## [Tareas]
A) En el texto sobre la campaña de Manos Unidas, ¿cuánto se invierte en educación por niño y año en África subsahariana?
B) Convierte en una lista breve el párrafo del texto sobre la campaña de Manos Unidas que empieza con "Manos Unidas presenta en su informe datos más que evidentes", conservando sus datos principales.

## [Texto mostrado]
==============================
La XLVIII Campaña Contra el Hambre de Manos Unidas, que se celebra el 11 de este mes de febrero, tiene como lema “Sabes leer, ellos no. Podemos cambiarlo”. Cumplido el ciclo de tres años dedicados a los desafíos de la globalización, Manos Unidas abre este año un ciclo nuevo de campañas centrado en los Objetivos de Desarrollo del Milenio, el segundo de los cuales busca “lograr la enseñanza primaria universal”.

Es del todo evidente que sin educación no puede haber democracia, ni desarrollo ni futuro para ninguna nación. Según el informe 2006 del Programa de las Naciones Unidas para el Desarrollo (PNUD), 130 millones de niños (de los cuales el 70 por ciento son niñas) no asisten a la escuela y 960 millones de adultos (el 66 por ciento son mujeres) no saben leer ni escribir. Desgraciadamente, el continente africano sigue estando en el furgón de cola en cuanto a escolarización o a alfabetización, especialmente de las mujeres. Más de un tercio de los niños y niñas de África subsahariana están sin escolarizar.

Manos Unidas presenta en su informe datos más que evidentes. Cita el Informe sobre el Estado Mundial de la Infancia 2005, según el cual lograr el objetivo de la enseñanza primaria universal para 2015 costaría unos 100 mil millones de dólares. Tan sólo en 2003 se gastaron en el mundo 956 mil millones en Defensa. Es decir, que con apenas la décima parte de lo que los Gobiernos se gastan en un año en Defensa, se podría conseguir que, de aquí a 2015, todos los niños del mundo puedan tener garantizada la enseñanza primaria.

África ha dado al mundo grandes pensadores, políticos, intelectuales, escritores, artistas... No muchos, es cierto, pero sí de una calidad humana excepcional. El problema no está en la falta de gente (África está a punto de llegar a los 1.000 millones de habitantes), sino en la falta de medios y de voluntad. Mientras en los países desarrollados se invierten 7.372 dólares en educación por niño y año, en África subsahariana se invierten sólo 38.
==============================
## [Datos extraídos]

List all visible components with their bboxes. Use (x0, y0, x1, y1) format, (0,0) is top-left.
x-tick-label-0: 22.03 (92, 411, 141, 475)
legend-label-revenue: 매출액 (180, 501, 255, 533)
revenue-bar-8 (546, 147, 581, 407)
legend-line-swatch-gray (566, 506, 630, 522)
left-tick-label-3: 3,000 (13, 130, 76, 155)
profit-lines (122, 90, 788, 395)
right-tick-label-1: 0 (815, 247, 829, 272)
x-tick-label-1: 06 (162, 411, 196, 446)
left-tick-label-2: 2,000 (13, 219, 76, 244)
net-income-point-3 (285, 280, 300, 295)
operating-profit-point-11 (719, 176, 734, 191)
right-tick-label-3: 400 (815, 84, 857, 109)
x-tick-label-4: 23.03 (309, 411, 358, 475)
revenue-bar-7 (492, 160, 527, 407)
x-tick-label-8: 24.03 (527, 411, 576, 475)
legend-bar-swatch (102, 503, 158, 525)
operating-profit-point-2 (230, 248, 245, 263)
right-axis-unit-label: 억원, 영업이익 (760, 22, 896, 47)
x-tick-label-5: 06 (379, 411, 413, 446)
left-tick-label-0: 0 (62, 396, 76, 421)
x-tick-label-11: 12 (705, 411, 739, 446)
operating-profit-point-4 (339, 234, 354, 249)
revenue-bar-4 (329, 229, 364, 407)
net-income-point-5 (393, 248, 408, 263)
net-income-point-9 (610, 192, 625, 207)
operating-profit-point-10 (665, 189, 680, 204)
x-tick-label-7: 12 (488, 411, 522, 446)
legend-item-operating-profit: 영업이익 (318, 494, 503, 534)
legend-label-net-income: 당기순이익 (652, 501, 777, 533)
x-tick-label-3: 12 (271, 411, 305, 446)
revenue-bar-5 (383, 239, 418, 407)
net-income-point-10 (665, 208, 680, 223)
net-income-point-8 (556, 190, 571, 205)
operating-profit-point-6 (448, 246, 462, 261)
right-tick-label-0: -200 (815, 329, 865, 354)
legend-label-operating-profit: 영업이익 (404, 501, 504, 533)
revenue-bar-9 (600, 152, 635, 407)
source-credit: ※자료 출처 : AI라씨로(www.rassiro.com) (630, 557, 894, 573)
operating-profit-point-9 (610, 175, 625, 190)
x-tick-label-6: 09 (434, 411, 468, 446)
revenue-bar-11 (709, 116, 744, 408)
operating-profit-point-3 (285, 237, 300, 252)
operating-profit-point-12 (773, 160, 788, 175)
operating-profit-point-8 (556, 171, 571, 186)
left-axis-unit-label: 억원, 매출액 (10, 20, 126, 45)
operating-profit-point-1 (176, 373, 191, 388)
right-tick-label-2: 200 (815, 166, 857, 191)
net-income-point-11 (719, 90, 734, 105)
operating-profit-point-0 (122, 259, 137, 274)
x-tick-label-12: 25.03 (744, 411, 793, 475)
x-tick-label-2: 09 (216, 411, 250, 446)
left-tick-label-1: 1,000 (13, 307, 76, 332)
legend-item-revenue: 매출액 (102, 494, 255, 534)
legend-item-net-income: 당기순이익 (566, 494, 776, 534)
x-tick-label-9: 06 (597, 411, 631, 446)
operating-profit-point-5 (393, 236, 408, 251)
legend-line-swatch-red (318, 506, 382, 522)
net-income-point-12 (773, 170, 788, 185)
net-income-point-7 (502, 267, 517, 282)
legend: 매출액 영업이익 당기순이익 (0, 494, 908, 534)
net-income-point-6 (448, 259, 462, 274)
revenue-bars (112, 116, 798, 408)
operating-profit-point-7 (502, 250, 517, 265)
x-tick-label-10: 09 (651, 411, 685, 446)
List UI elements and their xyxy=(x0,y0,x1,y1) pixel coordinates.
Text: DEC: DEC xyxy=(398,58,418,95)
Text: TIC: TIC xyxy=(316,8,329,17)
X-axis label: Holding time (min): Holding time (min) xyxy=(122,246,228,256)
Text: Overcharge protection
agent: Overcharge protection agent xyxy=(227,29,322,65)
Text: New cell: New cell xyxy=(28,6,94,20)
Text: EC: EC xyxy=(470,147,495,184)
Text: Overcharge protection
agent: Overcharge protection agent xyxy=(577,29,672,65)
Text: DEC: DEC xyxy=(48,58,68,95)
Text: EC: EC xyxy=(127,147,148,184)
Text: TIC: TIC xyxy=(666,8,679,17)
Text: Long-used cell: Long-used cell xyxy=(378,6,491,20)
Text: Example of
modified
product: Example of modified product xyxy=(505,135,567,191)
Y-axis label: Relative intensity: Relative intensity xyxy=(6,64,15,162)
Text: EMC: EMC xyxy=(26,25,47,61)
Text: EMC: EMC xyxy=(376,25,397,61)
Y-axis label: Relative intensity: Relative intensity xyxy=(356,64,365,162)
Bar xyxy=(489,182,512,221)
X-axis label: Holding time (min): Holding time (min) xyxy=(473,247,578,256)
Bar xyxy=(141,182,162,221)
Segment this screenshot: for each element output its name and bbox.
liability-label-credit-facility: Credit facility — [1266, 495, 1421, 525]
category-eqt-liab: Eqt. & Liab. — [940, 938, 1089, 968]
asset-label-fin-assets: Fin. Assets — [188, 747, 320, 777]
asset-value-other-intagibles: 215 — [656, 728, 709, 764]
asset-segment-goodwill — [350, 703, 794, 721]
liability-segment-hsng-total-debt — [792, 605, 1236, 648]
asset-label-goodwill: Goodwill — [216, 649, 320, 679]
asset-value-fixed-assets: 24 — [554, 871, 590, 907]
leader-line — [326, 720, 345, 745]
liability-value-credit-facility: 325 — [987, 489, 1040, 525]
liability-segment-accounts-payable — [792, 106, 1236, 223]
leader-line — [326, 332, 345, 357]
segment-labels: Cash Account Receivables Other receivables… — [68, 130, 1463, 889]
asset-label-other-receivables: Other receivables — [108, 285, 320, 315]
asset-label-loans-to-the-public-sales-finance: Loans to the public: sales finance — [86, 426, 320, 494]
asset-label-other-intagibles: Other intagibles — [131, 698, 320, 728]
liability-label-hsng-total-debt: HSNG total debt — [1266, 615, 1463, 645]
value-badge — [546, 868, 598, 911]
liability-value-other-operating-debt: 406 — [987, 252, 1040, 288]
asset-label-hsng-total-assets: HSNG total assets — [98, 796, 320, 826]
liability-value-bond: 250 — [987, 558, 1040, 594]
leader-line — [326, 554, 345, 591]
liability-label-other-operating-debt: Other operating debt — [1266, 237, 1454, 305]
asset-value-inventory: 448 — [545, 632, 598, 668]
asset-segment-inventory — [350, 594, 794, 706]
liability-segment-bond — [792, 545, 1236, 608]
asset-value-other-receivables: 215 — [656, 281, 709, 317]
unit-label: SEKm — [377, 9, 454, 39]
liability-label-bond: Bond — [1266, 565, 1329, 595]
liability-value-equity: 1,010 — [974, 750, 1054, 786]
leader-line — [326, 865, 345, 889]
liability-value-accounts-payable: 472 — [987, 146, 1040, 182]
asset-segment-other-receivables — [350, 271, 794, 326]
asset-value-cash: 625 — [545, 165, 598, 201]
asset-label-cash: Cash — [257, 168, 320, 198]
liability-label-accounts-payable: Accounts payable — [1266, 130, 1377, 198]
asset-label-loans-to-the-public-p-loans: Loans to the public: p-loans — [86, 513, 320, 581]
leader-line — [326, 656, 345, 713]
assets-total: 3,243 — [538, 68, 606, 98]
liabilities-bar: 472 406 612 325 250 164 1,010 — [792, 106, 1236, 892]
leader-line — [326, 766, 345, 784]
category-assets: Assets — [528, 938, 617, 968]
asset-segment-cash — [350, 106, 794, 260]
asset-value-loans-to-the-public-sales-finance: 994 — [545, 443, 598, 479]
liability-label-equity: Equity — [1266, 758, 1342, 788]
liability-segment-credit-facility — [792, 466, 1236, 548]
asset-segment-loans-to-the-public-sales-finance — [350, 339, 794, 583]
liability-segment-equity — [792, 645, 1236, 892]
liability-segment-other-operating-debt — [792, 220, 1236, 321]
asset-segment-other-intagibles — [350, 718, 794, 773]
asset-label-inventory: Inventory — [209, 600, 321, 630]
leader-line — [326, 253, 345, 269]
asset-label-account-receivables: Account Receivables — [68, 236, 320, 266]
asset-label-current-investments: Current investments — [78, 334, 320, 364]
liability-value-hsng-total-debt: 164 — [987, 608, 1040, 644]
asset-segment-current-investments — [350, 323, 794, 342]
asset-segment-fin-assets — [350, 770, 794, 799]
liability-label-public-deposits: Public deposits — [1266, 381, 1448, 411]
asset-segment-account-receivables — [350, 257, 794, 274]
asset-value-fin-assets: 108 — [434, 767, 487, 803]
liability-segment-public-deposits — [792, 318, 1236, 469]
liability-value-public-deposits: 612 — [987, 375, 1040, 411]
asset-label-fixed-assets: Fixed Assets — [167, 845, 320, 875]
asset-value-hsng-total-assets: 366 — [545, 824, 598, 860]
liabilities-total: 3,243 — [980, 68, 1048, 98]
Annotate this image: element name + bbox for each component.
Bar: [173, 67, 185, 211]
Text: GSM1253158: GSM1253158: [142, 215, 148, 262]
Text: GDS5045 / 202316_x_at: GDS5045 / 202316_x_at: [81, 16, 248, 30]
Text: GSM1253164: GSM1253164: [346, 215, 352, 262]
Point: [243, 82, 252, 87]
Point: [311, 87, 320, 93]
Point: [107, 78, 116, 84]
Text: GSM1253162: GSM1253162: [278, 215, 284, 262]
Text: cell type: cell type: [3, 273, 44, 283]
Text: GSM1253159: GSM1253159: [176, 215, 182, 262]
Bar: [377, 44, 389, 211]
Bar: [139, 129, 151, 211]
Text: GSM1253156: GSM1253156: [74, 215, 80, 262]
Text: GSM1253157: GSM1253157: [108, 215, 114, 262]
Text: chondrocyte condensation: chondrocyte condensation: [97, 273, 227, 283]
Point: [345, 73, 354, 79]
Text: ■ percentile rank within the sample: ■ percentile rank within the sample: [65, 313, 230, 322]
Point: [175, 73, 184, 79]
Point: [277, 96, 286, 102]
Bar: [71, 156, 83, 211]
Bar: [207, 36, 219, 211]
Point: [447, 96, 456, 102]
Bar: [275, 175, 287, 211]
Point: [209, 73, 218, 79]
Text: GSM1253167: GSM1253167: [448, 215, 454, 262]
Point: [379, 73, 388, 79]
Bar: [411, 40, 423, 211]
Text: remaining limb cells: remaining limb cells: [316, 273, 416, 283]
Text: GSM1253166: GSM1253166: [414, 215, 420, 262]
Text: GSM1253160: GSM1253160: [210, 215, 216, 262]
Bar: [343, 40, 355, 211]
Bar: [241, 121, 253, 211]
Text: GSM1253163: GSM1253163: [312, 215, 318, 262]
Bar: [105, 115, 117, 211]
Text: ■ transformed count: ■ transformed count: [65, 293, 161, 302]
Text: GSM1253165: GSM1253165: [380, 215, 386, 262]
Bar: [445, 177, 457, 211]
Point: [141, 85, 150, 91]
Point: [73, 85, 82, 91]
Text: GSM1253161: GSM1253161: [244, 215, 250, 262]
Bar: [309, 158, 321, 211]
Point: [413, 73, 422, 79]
==============================
## [Ejercicio resuelto]
A) 38 dólares.

B)
- Según el Informe sobre el Estado Mundial de la Infancia 2005, lograr la enseñanza primaria universal para 2015 costaría unos 100 mil millones de dólares.
- Solo en 2003 se gastaron en el mundo 956 mil millones en Defensa.
- Con apenas la décima parte del gasto anual de los Gobiernos en Defensa se podría garantizar la enseñanza primaria a todos los niños del mundo de aquí a 2015.